Exercise task.
Return each line containing the string "initial".

--- Begin Information given ---

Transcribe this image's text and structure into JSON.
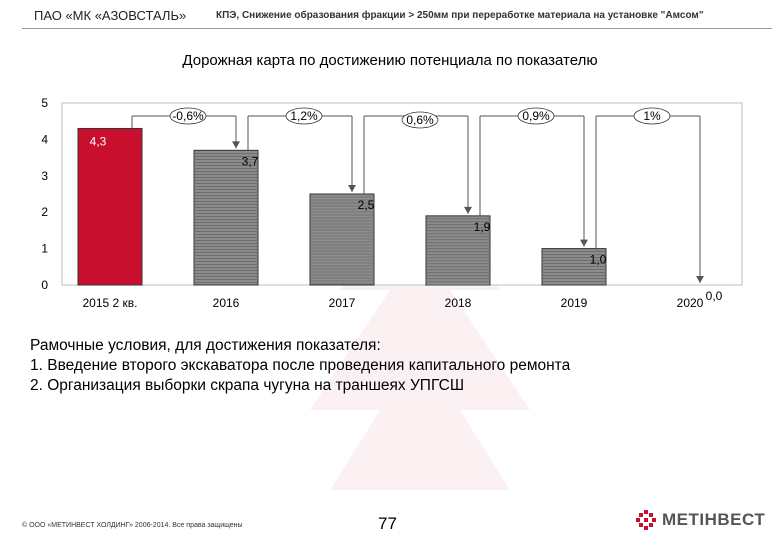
{
  "header": {
    "company": "ПАО «МК «АЗОВСТАЛЬ»",
    "kpi": "КПЭ, Снижение образования фракции > 250мм при переработке материала на установке \"Амсом\""
  },
  "page_title": "Дорожная карта по достижению потенциала по показателю",
  "chart_data": {
    "type": "bar",
    "title": "",
    "xlabel": "",
    "ylabel": "",
    "ylim": [
      0,
      5
    ],
    "y_ticks": [
      "0",
      "1",
      "2",
      "3",
      "4",
      "5"
    ],
    "categories": [
      "2015 2 кв.",
      "2016",
      "2017",
      "2018",
      "2019",
      "2020"
    ],
    "values": [
      4.3,
      3.7,
      2.5,
      1.9,
      1.0,
      0.0
    ],
    "value_labels": [
      "4,3",
      "3,7",
      "2,5",
      "1,9",
      "1,0",
      "0,0"
    ],
    "step_labels": [
      "-0,6%",
      "1,2%",
      "0,6%",
      "0,9%",
      "1%"
    ],
    "colors": {
      "first_bar": "#c8102e",
      "other_bars": "#8c8c8c",
      "connector": "#555555"
    },
    "grid": false,
    "legend": "none"
  },
  "conditions": {
    "heading": "Рамочные условия, для достижения показателя:",
    "items": [
      "1.  Введение второго экскаватора после проведения капитального ремонта",
      "2.  Организация выборки скрапа чугуна на траншеях УПГСШ"
    ]
  },
  "footer": {
    "copyright": "© ООО «МЕТИНВЕСТ ХОЛДИНГ» 2006-2014. Все права защищены",
    "page_number": "77",
    "logo_text": "МЕТІНВЕСТ",
    "logo_icon": "metinvest-logo-icon"
  }
}
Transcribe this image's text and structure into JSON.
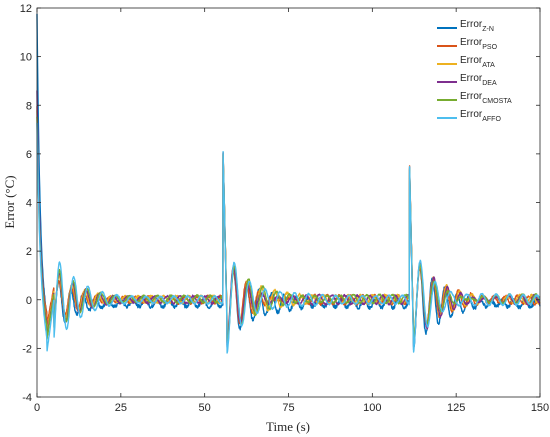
{
  "chart_data": {
    "type": "line",
    "xlabel": "Time (s)",
    "ylabel": "Error (°C)",
    "xlim": [
      0,
      150
    ],
    "ylim": [
      -4,
      12
    ],
    "xticks": [
      "0",
      "25",
      "50",
      "75",
      "100",
      "125",
      "150"
    ],
    "yticks": [
      "-4",
      "-2",
      "0",
      "2",
      "4",
      "6",
      "8",
      "10",
      "12"
    ],
    "grid": false,
    "legend_position": "top-right",
    "legend": [
      {
        "base": "Error",
        "sub": "Z-N"
      },
      {
        "base": "Error",
        "sub": "PSO"
      },
      {
        "base": "Error",
        "sub": "ATA"
      },
      {
        "base": "Error",
        "sub": "DEA"
      },
      {
        "base": "Error",
        "sub": "CMOSTA"
      },
      {
        "base": "Error",
        "sub": "AFFO"
      }
    ],
    "series": [
      {
        "name": "Z-N",
        "color": "#0072BD",
        "initial": 11.7,
        "undershoot": -1.2,
        "step_peak": 6.0,
        "step_min": -1.9,
        "noise": 0.15,
        "offset": -0.15
      },
      {
        "name": "PSO",
        "color": "#D95319",
        "initial": 8.0,
        "undershoot": -1.0,
        "step_peak": 6.1,
        "step_min": -1.6,
        "noise": 0.1,
        "offset": 0.0
      },
      {
        "name": "ATA",
        "color": "#EDB120",
        "initial": 7.8,
        "undershoot": -1.3,
        "step_peak": 6.0,
        "step_min": -1.7,
        "noise": 0.08,
        "offset": 0.02
      },
      {
        "name": "DEA",
        "color": "#7E2F8E",
        "initial": 8.6,
        "undershoot": -1.5,
        "step_peak": 6.0,
        "step_min": -1.8,
        "noise": 0.08,
        "offset": 0.0
      },
      {
        "name": "CMOSTA",
        "color": "#77AC30",
        "initial": 7.5,
        "undershoot": -1.6,
        "step_peak": 6.0,
        "step_min": -1.7,
        "noise": 0.07,
        "offset": 0.03
      },
      {
        "name": "AFFO",
        "color": "#4DBEEE",
        "initial": 7.3,
        "undershoot": -2.1,
        "step_peak": 6.1,
        "step_min": -2.3,
        "noise": 0.06,
        "offset": 0.0
      }
    ],
    "disturbances": [
      {
        "t": 55.5
      },
      {
        "t": 111.0
      }
    ]
  }
}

--- End Information given ---

Response.
        "initial": 11.7,
        "initial": 8.0,
        "initial": 7.8,
        "initial": 8.6,
        "initial": 7.5,
        "initial": 7.3,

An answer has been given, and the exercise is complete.